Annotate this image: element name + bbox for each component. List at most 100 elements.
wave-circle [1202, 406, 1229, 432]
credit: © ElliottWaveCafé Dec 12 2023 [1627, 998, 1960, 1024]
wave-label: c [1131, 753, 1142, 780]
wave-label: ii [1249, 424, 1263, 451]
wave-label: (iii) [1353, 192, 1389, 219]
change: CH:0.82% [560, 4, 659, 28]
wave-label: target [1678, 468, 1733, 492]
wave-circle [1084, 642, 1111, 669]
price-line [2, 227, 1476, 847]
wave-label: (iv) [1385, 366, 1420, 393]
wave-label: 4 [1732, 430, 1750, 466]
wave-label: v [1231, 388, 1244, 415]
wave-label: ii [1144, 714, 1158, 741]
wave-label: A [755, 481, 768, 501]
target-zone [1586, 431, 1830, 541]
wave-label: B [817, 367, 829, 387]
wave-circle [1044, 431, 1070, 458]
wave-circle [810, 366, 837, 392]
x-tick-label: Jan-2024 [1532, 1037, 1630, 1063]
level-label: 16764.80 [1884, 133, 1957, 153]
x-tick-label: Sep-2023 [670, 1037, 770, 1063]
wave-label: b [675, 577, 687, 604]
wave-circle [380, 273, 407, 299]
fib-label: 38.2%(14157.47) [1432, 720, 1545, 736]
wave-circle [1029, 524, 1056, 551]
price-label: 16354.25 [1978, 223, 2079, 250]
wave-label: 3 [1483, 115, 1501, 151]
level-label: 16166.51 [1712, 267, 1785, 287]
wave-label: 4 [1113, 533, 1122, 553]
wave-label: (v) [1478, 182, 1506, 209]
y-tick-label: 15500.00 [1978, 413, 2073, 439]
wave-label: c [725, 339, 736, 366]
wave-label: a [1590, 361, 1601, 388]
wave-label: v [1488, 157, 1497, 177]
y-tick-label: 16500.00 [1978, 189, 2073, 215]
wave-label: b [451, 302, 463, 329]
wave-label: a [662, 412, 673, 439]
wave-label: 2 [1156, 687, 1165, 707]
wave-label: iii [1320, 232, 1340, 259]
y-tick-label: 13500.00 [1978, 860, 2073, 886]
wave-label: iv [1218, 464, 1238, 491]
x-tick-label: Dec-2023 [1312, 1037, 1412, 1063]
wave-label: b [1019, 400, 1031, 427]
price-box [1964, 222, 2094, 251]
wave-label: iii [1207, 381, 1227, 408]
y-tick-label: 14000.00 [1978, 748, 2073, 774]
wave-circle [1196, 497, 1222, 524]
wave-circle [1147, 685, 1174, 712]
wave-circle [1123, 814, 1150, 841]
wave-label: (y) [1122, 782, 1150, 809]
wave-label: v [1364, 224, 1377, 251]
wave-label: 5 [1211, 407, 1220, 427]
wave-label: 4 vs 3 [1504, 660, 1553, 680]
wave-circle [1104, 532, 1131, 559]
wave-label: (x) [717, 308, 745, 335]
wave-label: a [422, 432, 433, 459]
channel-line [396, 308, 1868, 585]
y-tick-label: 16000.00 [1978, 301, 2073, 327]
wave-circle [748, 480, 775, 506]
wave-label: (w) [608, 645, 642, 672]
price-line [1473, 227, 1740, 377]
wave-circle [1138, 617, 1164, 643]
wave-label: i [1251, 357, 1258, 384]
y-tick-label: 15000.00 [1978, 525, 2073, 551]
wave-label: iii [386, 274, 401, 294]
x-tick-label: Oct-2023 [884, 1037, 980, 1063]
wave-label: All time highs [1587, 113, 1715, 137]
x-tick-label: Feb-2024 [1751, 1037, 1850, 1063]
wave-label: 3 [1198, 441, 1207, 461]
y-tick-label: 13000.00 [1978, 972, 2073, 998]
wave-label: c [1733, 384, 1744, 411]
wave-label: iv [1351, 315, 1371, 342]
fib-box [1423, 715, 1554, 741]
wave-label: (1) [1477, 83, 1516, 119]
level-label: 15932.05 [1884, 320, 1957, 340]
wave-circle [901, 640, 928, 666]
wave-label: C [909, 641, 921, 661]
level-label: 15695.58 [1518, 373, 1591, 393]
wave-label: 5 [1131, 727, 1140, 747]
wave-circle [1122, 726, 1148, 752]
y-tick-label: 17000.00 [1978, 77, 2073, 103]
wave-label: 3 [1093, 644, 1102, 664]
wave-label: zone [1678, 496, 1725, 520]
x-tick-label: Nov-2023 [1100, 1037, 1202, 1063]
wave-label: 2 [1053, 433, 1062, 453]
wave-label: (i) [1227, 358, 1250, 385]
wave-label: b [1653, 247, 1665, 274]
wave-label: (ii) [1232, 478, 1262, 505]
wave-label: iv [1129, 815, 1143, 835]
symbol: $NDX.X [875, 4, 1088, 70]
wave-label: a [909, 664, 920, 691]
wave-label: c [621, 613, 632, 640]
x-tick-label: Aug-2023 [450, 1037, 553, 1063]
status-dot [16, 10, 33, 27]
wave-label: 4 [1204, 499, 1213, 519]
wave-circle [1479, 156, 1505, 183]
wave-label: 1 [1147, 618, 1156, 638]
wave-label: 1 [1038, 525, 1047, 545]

--- --- ---

REQUIRED TASK: Rewrite the material above, replacing each occurrence of "wave-circle" with "wave-marker" and leaving every other character unchanged.

OUTPUT OF THE TASK:
Annotate this image: element name + bbox for each component. List at most 100 elements.
wave-marker [1202, 406, 1229, 432]
credit: © ElliottWaveCafé Dec 12 2023 [1627, 998, 1960, 1024]
wave-label: c [1131, 753, 1142, 780]
wave-label: ii [1249, 424, 1263, 451]
wave-label: (iii) [1353, 192, 1389, 219]
change: CH:0.82% [560, 4, 659, 28]
wave-label: target [1678, 468, 1733, 492]
wave-marker [1084, 642, 1111, 669]
price-line [2, 227, 1476, 847]
wave-label: (iv) [1385, 366, 1420, 393]
wave-label: 4 [1732, 430, 1750, 466]
wave-label: v [1231, 388, 1244, 415]
wave-label: ii [1144, 714, 1158, 741]
wave-label: A [755, 481, 768, 501]
target-zone [1586, 431, 1830, 541]
wave-label: B [817, 367, 829, 387]
wave-marker [1044, 431, 1070, 458]
wave-marker [810, 366, 837, 392]
x-tick-label: Jan-2024 [1532, 1037, 1630, 1063]
level-label: 16764.80 [1884, 133, 1957, 153]
x-tick-label: Sep-2023 [670, 1037, 770, 1063]
wave-label: b [675, 577, 687, 604]
wave-marker [380, 273, 407, 299]
fib-label: 38.2%(14157.47) [1432, 720, 1545, 736]
wave-marker [1029, 524, 1056, 551]
price-label: 16354.25 [1978, 223, 2079, 250]
wave-label: 3 [1483, 115, 1501, 151]
level-label: 16166.51 [1712, 267, 1785, 287]
wave-label: 4 [1113, 533, 1122, 553]
wave-label: (v) [1478, 182, 1506, 209]
y-tick-label: 15500.00 [1978, 413, 2073, 439]
wave-label: c [725, 339, 736, 366]
wave-label: a [1590, 361, 1601, 388]
wave-label: v [1488, 157, 1497, 177]
y-tick-label: 16500.00 [1978, 189, 2073, 215]
wave-label: b [451, 302, 463, 329]
wave-label: a [662, 412, 673, 439]
wave-label: 2 [1156, 687, 1165, 707]
wave-label: iii [1320, 232, 1340, 259]
y-tick-label: 13500.00 [1978, 860, 2073, 886]
wave-label: iv [1218, 464, 1238, 491]
x-tick-label: Dec-2023 [1312, 1037, 1412, 1063]
wave-label: b [1019, 400, 1031, 427]
price-box [1964, 222, 2094, 251]
wave-label: iii [1207, 381, 1227, 408]
y-tick-label: 14000.00 [1978, 748, 2073, 774]
wave-marker [1196, 497, 1222, 524]
wave-marker [1147, 685, 1174, 712]
wave-marker [1123, 814, 1150, 841]
wave-label: (y) [1122, 782, 1150, 809]
wave-label: v [1364, 224, 1377, 251]
wave-label: 5 [1211, 407, 1220, 427]
wave-label: 4 vs 3 [1504, 660, 1553, 680]
wave-marker [1104, 532, 1131, 559]
wave-label: (x) [717, 308, 745, 335]
wave-label: a [422, 432, 433, 459]
channel-line [396, 308, 1868, 585]
y-tick-label: 16000.00 [1978, 301, 2073, 327]
wave-marker [748, 480, 775, 506]
wave-label: (w) [608, 645, 642, 672]
price-line [1473, 227, 1740, 377]
wave-marker [1138, 617, 1164, 643]
wave-label: i [1251, 357, 1258, 384]
y-tick-label: 15000.00 [1978, 525, 2073, 551]
wave-label: iii [386, 274, 401, 294]
x-tick-label: Oct-2023 [884, 1037, 980, 1063]
wave-label: All time highs [1587, 113, 1715, 137]
x-tick-label: Feb-2024 [1751, 1037, 1850, 1063]
wave-label: 3 [1198, 441, 1207, 461]
y-tick-label: 13000.00 [1978, 972, 2073, 998]
wave-label: c [1733, 384, 1744, 411]
wave-label: iv [1351, 315, 1371, 342]
fib-box [1423, 715, 1554, 741]
wave-label: (1) [1477, 83, 1516, 119]
level-label: 15932.05 [1884, 320, 1957, 340]
wave-marker [901, 640, 928, 666]
wave-label: C [909, 641, 921, 661]
level-label: 15695.58 [1518, 373, 1591, 393]
wave-label: 5 [1131, 727, 1140, 747]
wave-marker [1122, 726, 1148, 752]
y-tick-label: 17000.00 [1978, 77, 2073, 103]
wave-label: 3 [1093, 644, 1102, 664]
wave-label: zone [1678, 496, 1725, 520]
x-tick-label: Nov-2023 [1100, 1037, 1202, 1063]
wave-label: 2 [1053, 433, 1062, 453]
wave-label: (i) [1227, 358, 1250, 385]
wave-label: b [1653, 247, 1665, 274]
wave-label: (ii) [1232, 478, 1262, 505]
wave-label: iv [1129, 815, 1143, 835]
symbol: $NDX.X [875, 4, 1088, 70]
wave-label: a [909, 664, 920, 691]
wave-label: c [621, 613, 632, 640]
x-tick-label: Aug-2023 [450, 1037, 553, 1063]
status-dot [16, 10, 33, 27]
wave-label: 4 [1204, 499, 1213, 519]
wave-marker [1479, 156, 1505, 183]
wave-label: 1 [1147, 618, 1156, 638]
wave-label: 1 [1038, 525, 1047, 545]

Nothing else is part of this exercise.